## PROBLEM TO WORK ON
All lines featuring the string "this" are to be listed.

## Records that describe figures
━━━━━━━━━━━━━━━━
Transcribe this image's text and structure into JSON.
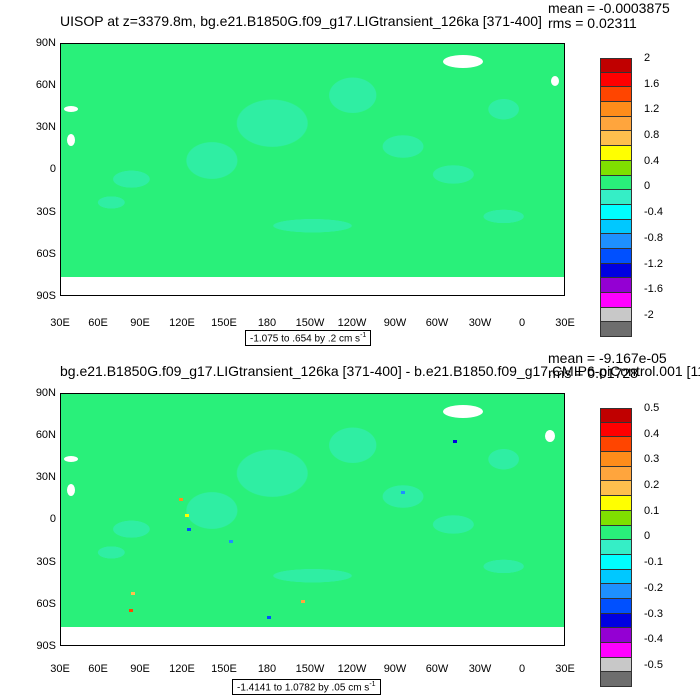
{
  "panels": [
    {
      "title": "UISOP at z=3379.8m, bg.e21.B1850G.f09_g17.LIGtransient_126ka [371-400]",
      "mean": "mean = -0.0003875",
      "rms": "rms = 0.02311",
      "range_label": "-1.075 to .654 by .2 cm s",
      "range_unit_exp": "-1",
      "colorbar_labels": [
        "2",
        "1.6",
        "1.2",
        "0.8",
        "0.4",
        "0",
        "-0.4",
        "-0.8",
        "-1.2",
        "-1.6",
        "-2"
      ]
    },
    {
      "title": "bg.e21.B1850G.f09_g17.LIGtransient_126ka [371-400] - b.e21.B1850.f09_g17.CMIP6-piControl.001 [11",
      "mean": "mean = -9.167e-05",
      "rms": "rms = 0.01728",
      "range_label": "-1.4141 to 1.0782 by .05 cm s",
      "range_unit_exp": "-1",
      "colorbar_labels": [
        "0.5",
        "0.4",
        "0.3",
        "0.2",
        "0.1",
        "0",
        "-0.1",
        "-0.2",
        "-0.3",
        "-0.4",
        "-0.5"
      ]
    }
  ],
  "lat_ticks": [
    "90N",
    "60N",
    "30N",
    "0",
    "30S",
    "60S",
    "90S"
  ],
  "lon_ticks": [
    "30E",
    "60E",
    "90E",
    "120E",
    "150E",
    "180",
    "150W",
    "120W",
    "90W",
    "60W",
    "30W",
    "0",
    "30E"
  ],
  "colorbar_colors": [
    "#c00000",
    "#ff0000",
    "#ff4500",
    "#ff8c1a",
    "#ffa53d",
    "#ffbf4d",
    "#ffff00",
    "#7fe000",
    "#29f07a",
    "#35eec6",
    "#00ffff",
    "#00c8ff",
    "#1e90ff",
    "#0050ff",
    "#0000e0",
    "#9400d3",
    "#ff00ff",
    "#c8c8c8",
    "#6e6e6e"
  ],
  "ocean_color": "#29f07a"
}
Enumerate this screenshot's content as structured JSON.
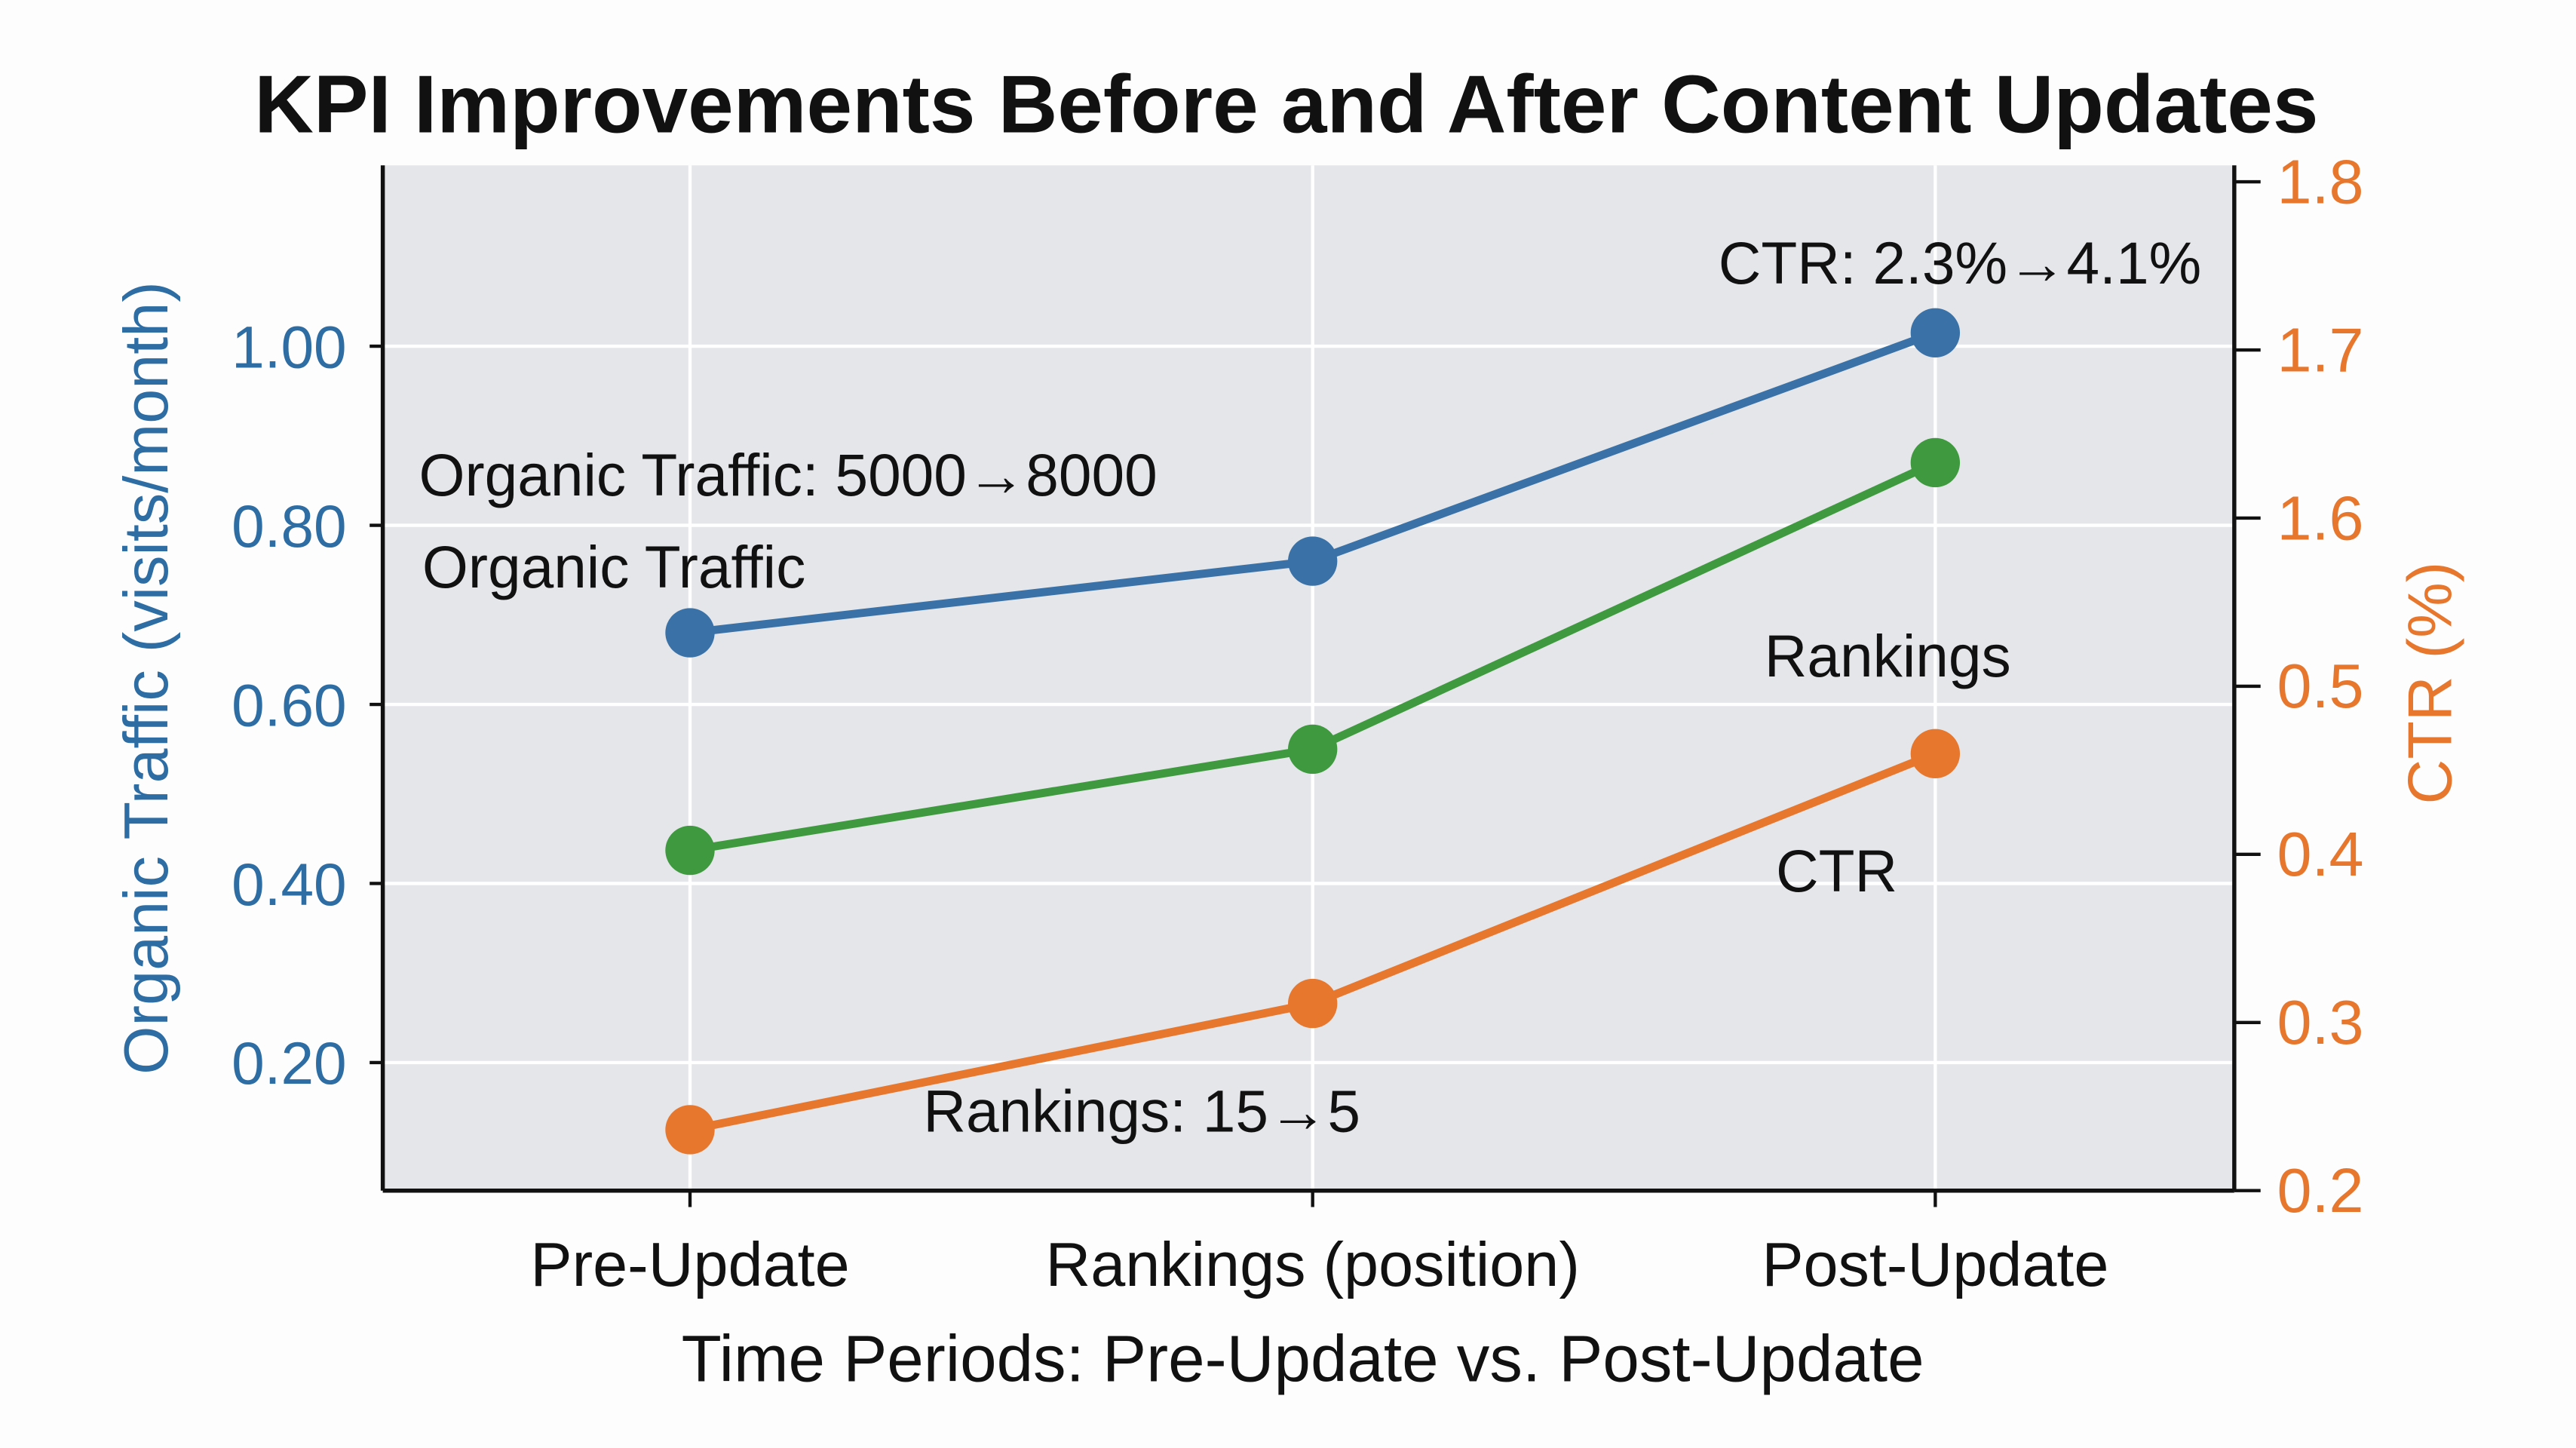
{
  "chart_data": {
    "type": "line",
    "title": "KPI Improvements Before and After Content Updates",
    "xlabel": "Time Periods: Pre-Update vs. Post-Update",
    "ylabel": "Organic Traffic (visits/month)",
    "ylabel_right": "CTR (%)",
    "categories": [
      "Pre-Update",
      "Rankings (position)",
      "Post-Update"
    ],
    "ylim": [
      0.057,
      1.202
    ],
    "yticks": [
      {
        "value": 0.2,
        "label": "0.20"
      },
      {
        "value": 0.4,
        "label": "0.40"
      },
      {
        "value": 0.6,
        "label": "0.60"
      },
      {
        "value": 0.8,
        "label": "0.80"
      },
      {
        "value": 1.0,
        "label": "1.00"
      }
    ],
    "yticks_right": [
      "0.2",
      "0.3",
      "0.4",
      "0.5",
      "1.6",
      "1.7",
      "1.8"
    ],
    "grid": true,
    "series": [
      {
        "color": "#3a72a8",
        "values": [
          0.68,
          0.76,
          1.015
        ]
      },
      {
        "color": "#3f9a3f",
        "values": [
          0.437,
          0.55,
          0.87
        ]
      },
      {
        "color": "#e8772e",
        "values": [
          0.125,
          0.266,
          0.545
        ]
      }
    ],
    "annotations": [
      "Organic Traffic: 5000→8000",
      "Organic Traffic",
      "CTR: 2.3%→4.1%",
      "Rankings",
      "CTR",
      "Rankings: 15→5"
    ],
    "colors": {
      "left_axis": "#2e6da4",
      "right_axis": "#e8772e",
      "plot_bg": "#e5e6ea",
      "grid": "#ffffff"
    }
  }
}
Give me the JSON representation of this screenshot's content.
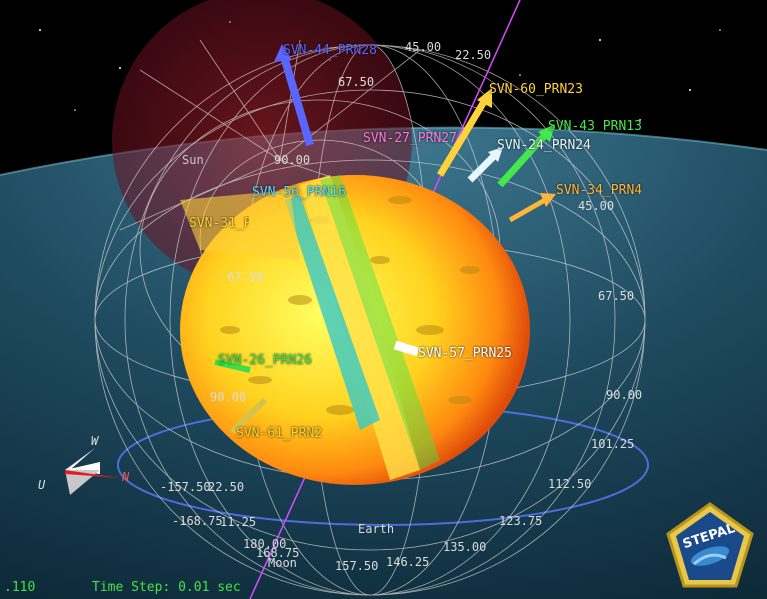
{
  "satellites": [
    {
      "label": "SVN-60_PRN23",
      "color": "#ffd23a"
    },
    {
      "label": "SVN-43_PRN13",
      "color": "#45e84a"
    },
    {
      "label": "SVN-24_PRN24",
      "color": "#e8f6ff"
    },
    {
      "label": "SVN-34_PRN4",
      "color": "#ffb43a"
    },
    {
      "label": "SVN-27_PRN27",
      "color": "#ff7ad8"
    },
    {
      "label": "SVN-56_PRN16",
      "color": "#4ee0ff"
    },
    {
      "label": "SVN-31_PRN31",
      "color": "#ffd23a"
    },
    {
      "label": "SVN-61_PRN2",
      "color": "#ffd23a"
    },
    {
      "label": "SVN-44_PRN28",
      "color": "#5a66ff"
    },
    {
      "label": "SVN-57_PRN25",
      "color": "#ffffff"
    },
    {
      "label": "SVN-26_PRN26",
      "color": "#39e04a"
    },
    {
      "label": "SVN-38_PRN17",
      "color": "#ffd23a"
    }
  ],
  "bodies": {
    "sun": "Sun",
    "earth": "Earth",
    "moon": "Moon"
  },
  "grid_labels": {
    "g1": "45.00",
    "g2": "22.50",
    "g3": "67.50",
    "g4": "90.00",
    "g5": "45.00",
    "g6": "67.50",
    "g7": "90.00",
    "g8": "101.25",
    "g9": "112.50",
    "g10": "123.75",
    "g11": "135.00",
    "g12": "146.25",
    "g13": "157.50",
    "g14": "168.75",
    "g15": "180.00",
    "g16": "-157.50",
    "g17": "22.50",
    "g18": "-168.75",
    "g19": "11.25",
    "g20": "-67.50",
    "g21": "90.00"
  },
  "axes": {
    "w": "W",
    "n": "N",
    "u": "U"
  },
  "status": {
    "time_value": ".110",
    "time_step": "Time Step: 0.01 sec"
  },
  "logo": {
    "text": "STEPAL"
  }
}
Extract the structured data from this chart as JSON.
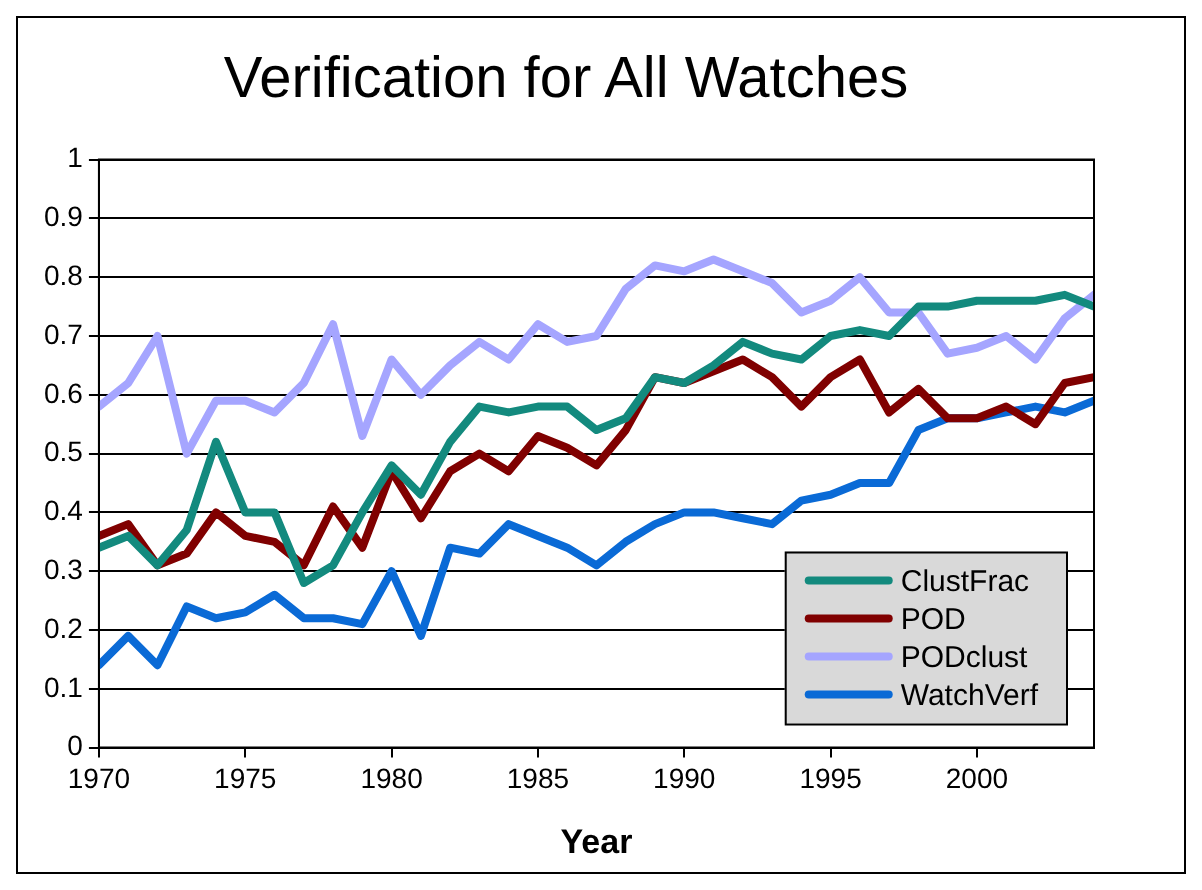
━━━━━━━━━━━━━━━━
## FINISHED EXERCISE
Transcribe this image's text and structure into JSON.
Enumerate this screenshot's content as structured JSON.
Give me the JSON representation of this screenshot's content.
Extract the structured data from this chart as JSON.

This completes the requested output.